*Records shown*:
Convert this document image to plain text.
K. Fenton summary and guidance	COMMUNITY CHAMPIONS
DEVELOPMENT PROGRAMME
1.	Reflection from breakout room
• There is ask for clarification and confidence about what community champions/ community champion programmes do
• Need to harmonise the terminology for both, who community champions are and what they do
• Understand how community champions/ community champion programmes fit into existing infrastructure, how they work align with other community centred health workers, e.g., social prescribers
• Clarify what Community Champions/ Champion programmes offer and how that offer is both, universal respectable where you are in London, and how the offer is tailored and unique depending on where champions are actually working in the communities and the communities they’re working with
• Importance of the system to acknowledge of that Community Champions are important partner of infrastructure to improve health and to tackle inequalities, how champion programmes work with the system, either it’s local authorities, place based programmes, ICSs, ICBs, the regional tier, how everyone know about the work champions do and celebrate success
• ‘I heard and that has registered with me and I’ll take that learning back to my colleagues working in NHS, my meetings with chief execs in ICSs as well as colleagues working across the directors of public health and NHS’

---

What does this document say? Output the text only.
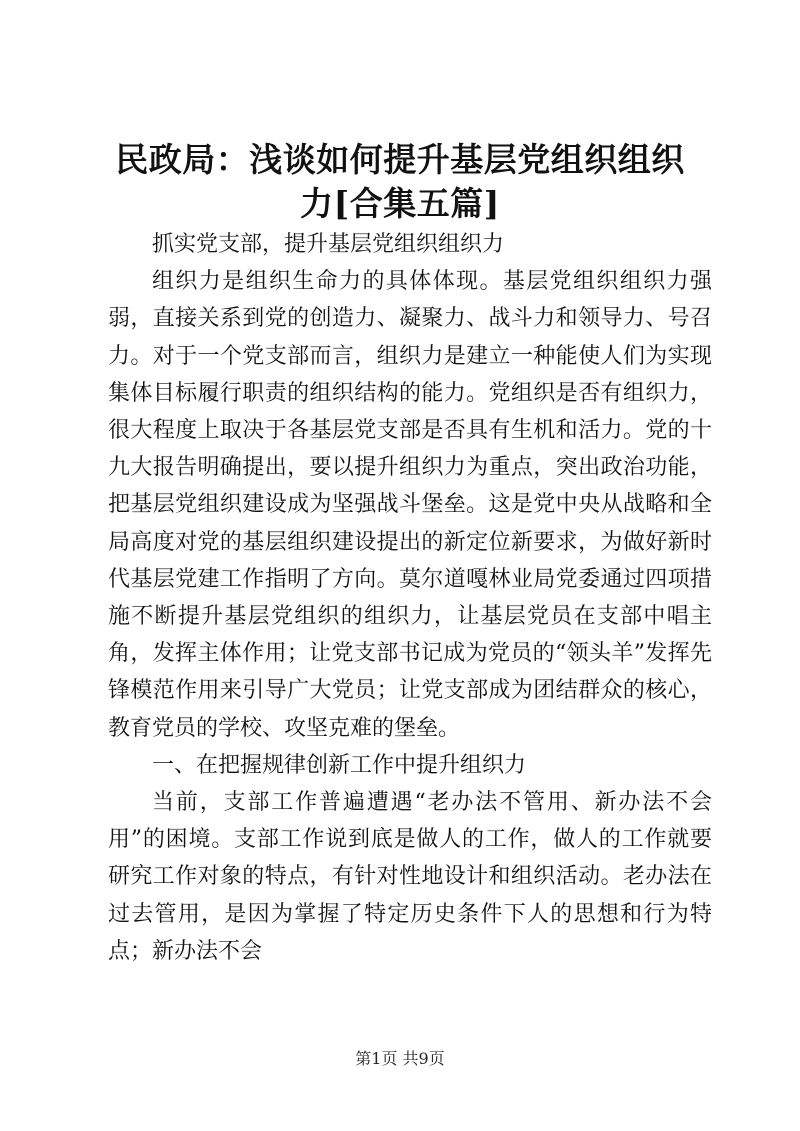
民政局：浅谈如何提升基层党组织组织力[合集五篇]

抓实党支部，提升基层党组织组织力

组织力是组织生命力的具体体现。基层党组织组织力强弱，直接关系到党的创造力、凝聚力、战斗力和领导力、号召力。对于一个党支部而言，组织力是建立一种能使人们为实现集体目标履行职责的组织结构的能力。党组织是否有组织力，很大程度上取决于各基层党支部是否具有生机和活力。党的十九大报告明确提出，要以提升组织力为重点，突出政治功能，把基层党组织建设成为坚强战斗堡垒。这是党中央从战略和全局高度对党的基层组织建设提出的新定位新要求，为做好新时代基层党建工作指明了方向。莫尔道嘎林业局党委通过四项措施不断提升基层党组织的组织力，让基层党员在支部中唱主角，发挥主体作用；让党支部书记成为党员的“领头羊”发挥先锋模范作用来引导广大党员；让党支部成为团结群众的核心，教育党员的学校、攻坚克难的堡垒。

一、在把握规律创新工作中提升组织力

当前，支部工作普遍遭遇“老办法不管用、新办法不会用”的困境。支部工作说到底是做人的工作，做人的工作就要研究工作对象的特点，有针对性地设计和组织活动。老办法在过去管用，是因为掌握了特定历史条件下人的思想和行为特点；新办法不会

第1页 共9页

==

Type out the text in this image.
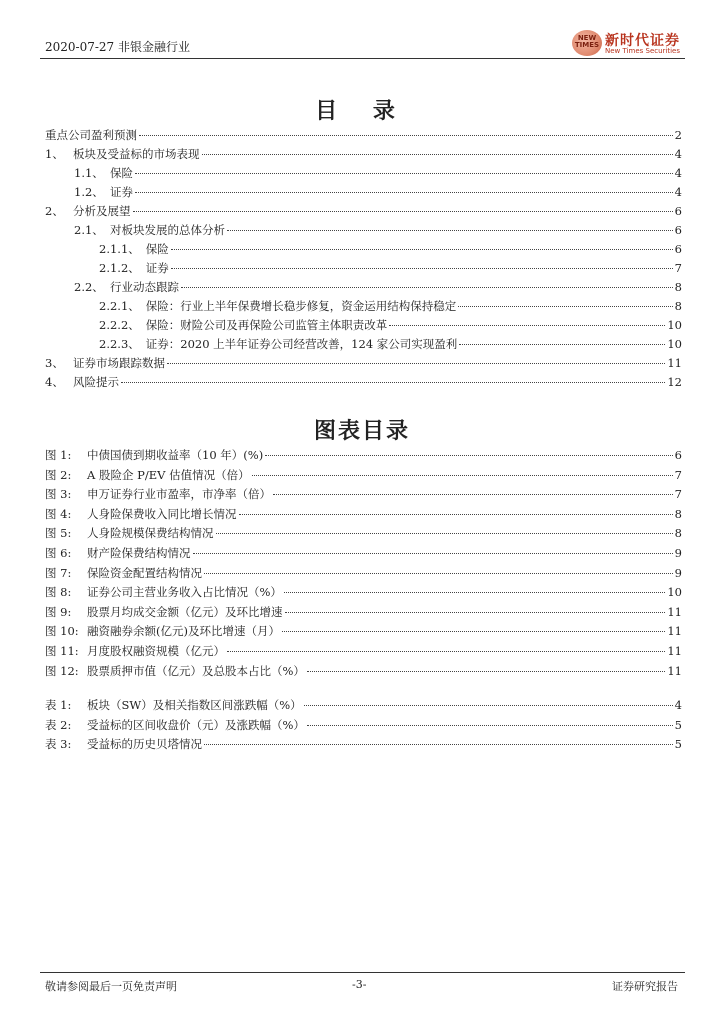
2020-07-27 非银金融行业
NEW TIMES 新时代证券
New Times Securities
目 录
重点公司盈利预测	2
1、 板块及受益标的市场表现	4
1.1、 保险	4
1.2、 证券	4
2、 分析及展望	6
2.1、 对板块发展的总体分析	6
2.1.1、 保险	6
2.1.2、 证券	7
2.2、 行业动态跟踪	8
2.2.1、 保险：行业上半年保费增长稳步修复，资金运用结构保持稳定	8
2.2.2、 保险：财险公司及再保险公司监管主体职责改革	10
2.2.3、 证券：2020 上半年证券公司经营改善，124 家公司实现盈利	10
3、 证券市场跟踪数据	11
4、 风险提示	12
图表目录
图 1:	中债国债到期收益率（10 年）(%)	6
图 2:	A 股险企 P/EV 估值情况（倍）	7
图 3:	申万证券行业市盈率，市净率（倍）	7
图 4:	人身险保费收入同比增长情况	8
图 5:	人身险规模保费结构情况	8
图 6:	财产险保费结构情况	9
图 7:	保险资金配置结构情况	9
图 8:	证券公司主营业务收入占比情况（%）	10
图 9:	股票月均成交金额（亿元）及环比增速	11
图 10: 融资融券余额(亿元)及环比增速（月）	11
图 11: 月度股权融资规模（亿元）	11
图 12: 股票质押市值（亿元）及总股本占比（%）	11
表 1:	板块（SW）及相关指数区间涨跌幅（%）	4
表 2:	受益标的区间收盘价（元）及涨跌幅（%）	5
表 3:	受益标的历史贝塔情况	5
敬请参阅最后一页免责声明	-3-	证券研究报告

*Do this*:
Lines from the records above that hold "document" are the ones to list.

*Written reply*:
Convert this document image to plain text.
What does this document say? Output the text only.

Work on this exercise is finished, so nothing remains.